Aim of the task - Leave out the pictures and return every entry exactly as it appears.

Stored items from a collection -
## Begin

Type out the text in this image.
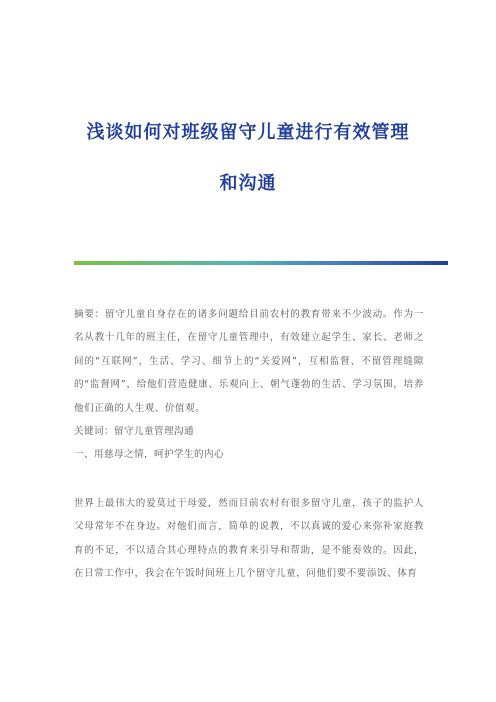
浅谈如何对班级留守儿童进行有效管理
和沟通

摘要：留守儿童自身存在的诸多问题给目前农村的教育带来不少波动。作为一名从教十几年的班主任，在留守儿童管理中，有效建立起学生、家长、老师之间的“互联网”，生活、学习、细节上的“关爱网”，互相监督、不留管理缝隙的“监督网”，给他们营造健康、乐观向上、朝气蓬勃的生活、学习氛围，培养他们正确的人生观、价值观。

关键词：留守儿童管理沟通

一、用慈母之情，呵护学生的内心

世界上最伟大的爱莫过于母爱，然而目前农村有很多留守儿童，孩子的监护人父母常年不在身边。对他们而言，简单的说教，不以真诚的爱心来弥补家庭教育的不足，不以适合其心理特点的教育来引导和帮助，是不能奏效的。因此，在日常工作中，我会在午饭时间班上几个留守儿童，问他们要不要添饭、体育
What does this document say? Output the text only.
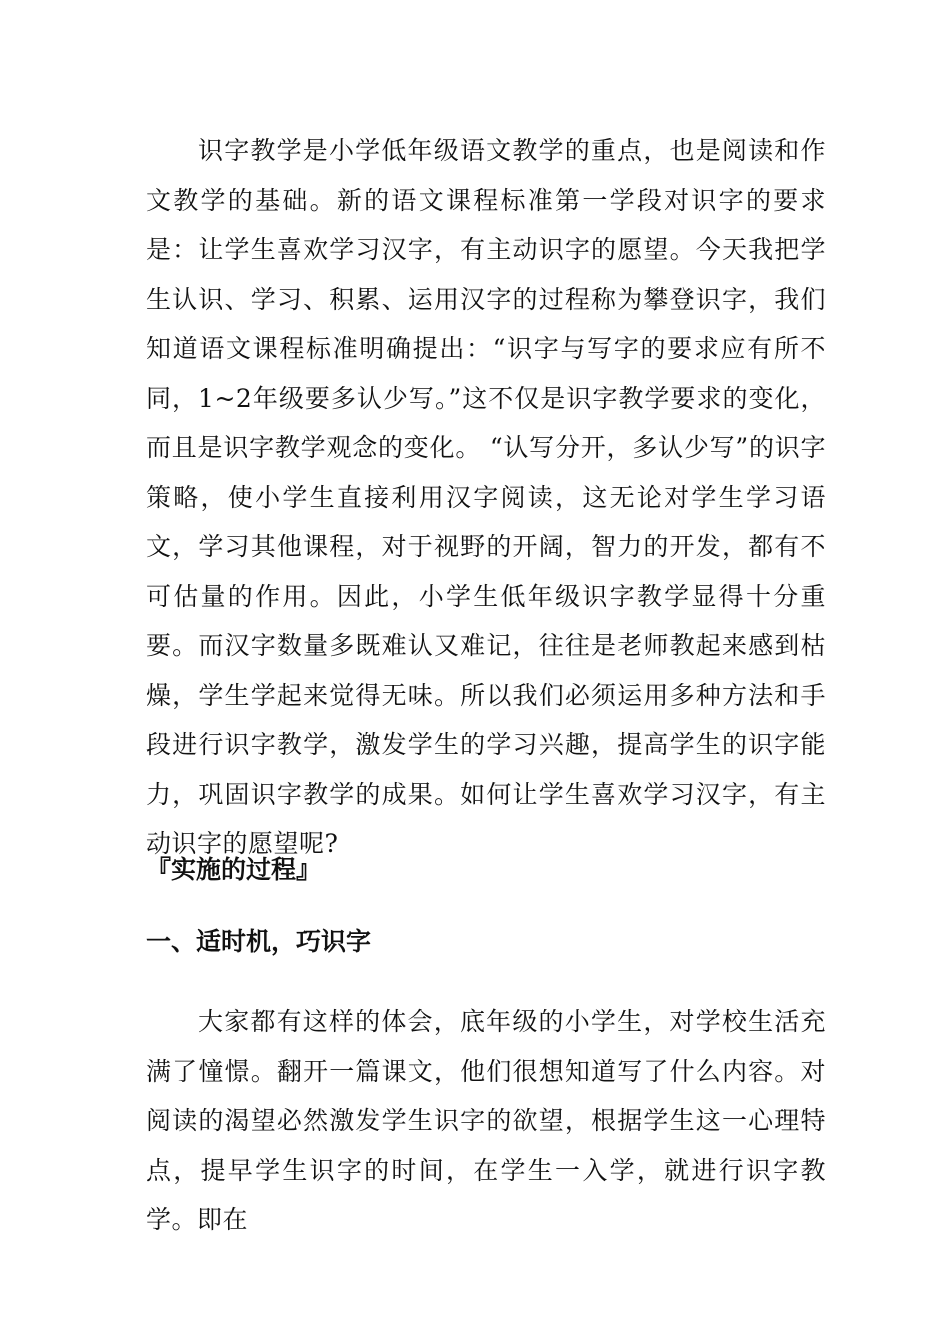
识字教学是小学低年级语文教学的重点，也是阅读和作文教学的基础。新的语文课程标准第一学段对识字的要求是：让学生喜欢学习汉字，有主动识字的愿望。今天我把学生认识、学习、积累、运用汉字的过程称为攀登识字，我们知道语文课程标准明确提出：“识字与写字的要求应有所不同，1~2年级要多认少写。”这不仅是识字教学要求的变化，而且是识字教学观念的变化。 “认写分开，多认少写”的识字策略，使小学生直接利用汉字阅读，这无论对学生学习语文，学习其他课程，对于视野的开阔，智力的开发，都有不可估量的作用。因此，小学生低年级识字教学显得十分重要。而汉字数量多既难认又难记，往往是老师教起来感到枯燥，学生学起来觉得无味。所以我们必须运用多种方法和手段进行识字教学，激发学生的学习兴趣，提高学生的识字能力，巩固识字教学的成果。如何让学生喜欢学习汉字，有主动识字的愿望呢?
『实施的过程』
一、适时机，巧识字
大家都有这样的体会，底年级的小学生，对学校生活充满了憧憬。翻开一篇课文，他们很想知道写了什么内容。对阅读的渴望必然激发学生识字的欲望，根据学生这一心理特点，提早学生识字的时间，在学生一入学，就进行识字教学。即在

## End

Result of the exercise -
Type out the text in this image.
浅谈如何对班级留守儿童进行有效管理
和沟通

摘要：留守儿童自身存在的诸多问题给目前农村的教育带来不少波动。作为一名从教十几年的班主任，在留守儿童管理中，有效建立起学生、家长、老师之间的“互联网”，生活、学习、细节上的“关爱网”，互相监督、不留管理缝隙的“监督网”，给他们营造健康、乐观向上、朝气蓬勃的生活、学习氛围，培养他们正确的人生观、价值观。

关键词：留守儿童管理沟通

一、用慈母之情，呵护学生的内心

世界上最伟大的爱莫过于母爱，然而目前农村有很多留守儿童，孩子的监护人父母常年不在身边。对他们而言，简单的说教，不以真诚的爱心来弥补家庭教育的不足，不以适合其心理特点的教育来引导和帮助，是不能奏效的。因此，在日常工作中，我会在午饭时间班上几个留守儿童，问他们要不要添饭、体育
What does this document say? Output the text only.
识字教学是小学低年级语文教学的重点，也是阅读和作文教学的基础。新的语文课程标准第一学段对识字的要求是：让学生喜欢学习汉字，有主动识字的愿望。今天我把学生认识、学习、积累、运用汉字的过程称为攀登识字，我们知道语文课程标准明确提出：“识字与写字的要求应有所不同，1~2年级要多认少写。”这不仅是识字教学要求的变化，而且是识字教学观念的变化。 “认写分开，多认少写”的识字策略，使小学生直接利用汉字阅读，这无论对学生学习语文，学习其他课程，对于视野的开阔，智力的开发，都有不可估量的作用。因此，小学生低年级识字教学显得十分重要。而汉字数量多既难认又难记，往往是老师教起来感到枯燥，学生学起来觉得无味。所以我们必须运用多种方法和手段进行识字教学，激发学生的学习兴趣，提高学生的识字能力，巩固识字教学的成果。如何让学生喜欢学习汉字，有主动识字的愿望呢?
『实施的过程』
一、适时机，巧识字
大家都有这样的体会，底年级的小学生，对学校生活充满了憧憬。翻开一篇课文，他们很想知道写了什么内容。对阅读的渴望必然激发学生识字的欲望，根据学生这一心理特点，提早学生识字的时间，在学生一入学，就进行识字教学。即在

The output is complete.